### TASK OBJECTIVE
Print all the records exactly, please.

### ITEMS
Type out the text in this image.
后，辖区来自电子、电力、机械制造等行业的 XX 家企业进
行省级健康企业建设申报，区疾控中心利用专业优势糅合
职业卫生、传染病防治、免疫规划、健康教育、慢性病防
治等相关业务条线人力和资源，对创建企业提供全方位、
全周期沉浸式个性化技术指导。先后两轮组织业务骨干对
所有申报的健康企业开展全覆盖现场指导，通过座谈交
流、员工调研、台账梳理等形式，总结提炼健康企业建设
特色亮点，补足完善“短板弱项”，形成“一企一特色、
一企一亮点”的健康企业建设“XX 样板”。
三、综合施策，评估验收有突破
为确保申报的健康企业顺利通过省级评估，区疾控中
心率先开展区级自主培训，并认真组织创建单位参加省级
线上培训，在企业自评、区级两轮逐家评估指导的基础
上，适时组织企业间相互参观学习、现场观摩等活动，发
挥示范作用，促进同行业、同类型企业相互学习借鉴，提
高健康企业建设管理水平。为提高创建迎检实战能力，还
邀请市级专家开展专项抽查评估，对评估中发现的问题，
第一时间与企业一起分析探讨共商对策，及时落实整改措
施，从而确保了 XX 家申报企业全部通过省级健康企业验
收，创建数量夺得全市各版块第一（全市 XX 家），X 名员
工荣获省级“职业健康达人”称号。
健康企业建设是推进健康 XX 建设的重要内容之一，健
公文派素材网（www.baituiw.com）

### EXERCISE SOLUTION
Type out the text in this image.
后，辖区来自电子、电力、机械制造等行业的 XX 家企业进
行省级健康企业建设申报，区疾控中心利用专业优势糅合
职业卫生、传染病防治、免疫规划、健康教育、慢性病防
治等相关业务条线人力和资源，对创建企业提供全方位、
全周期沉浸式个性化技术指导。先后两轮组织业务骨干对
所有申报的健康企业开展全覆盖现场指导，通过座谈交
流、员工调研、台账梳理等形式，总结提炼健康企业建设
特色亮点，补足完善“短板弱项”，形成“一企一特色、
一企一亮点”的健康企业建设“XX 样板”。
三、综合施策，评估验收有突破
为确保申报的健康企业顺利通过省级评估，区疾控中
心率先开展区级自主培训，并认真组织创建单位参加省级
线上培训，在企业自评、区级两轮逐家评估指导的基础
上，适时组织企业间相互参观学习、现场观摩等活动，发
挥示范作用，促进同行业、同类型企业相互学习借鉴，提
高健康企业建设管理水平。为提高创建迎检实战能力，还
邀请市级专家开展专项抽查评估，对评估中发现的问题，
第一时间与企业一起分析探讨共商对策，及时落实整改措
施，从而确保了 XX 家申报企业全部通过省级健康企业验
收，创建数量夺得全市各版块第一（全市 XX 家），X 名员
工荣获省级“职业健康达人”称号。
健康企业建设是推进健康 XX 建设的重要内容之一，健
公文派素材网（www.baituiw.com）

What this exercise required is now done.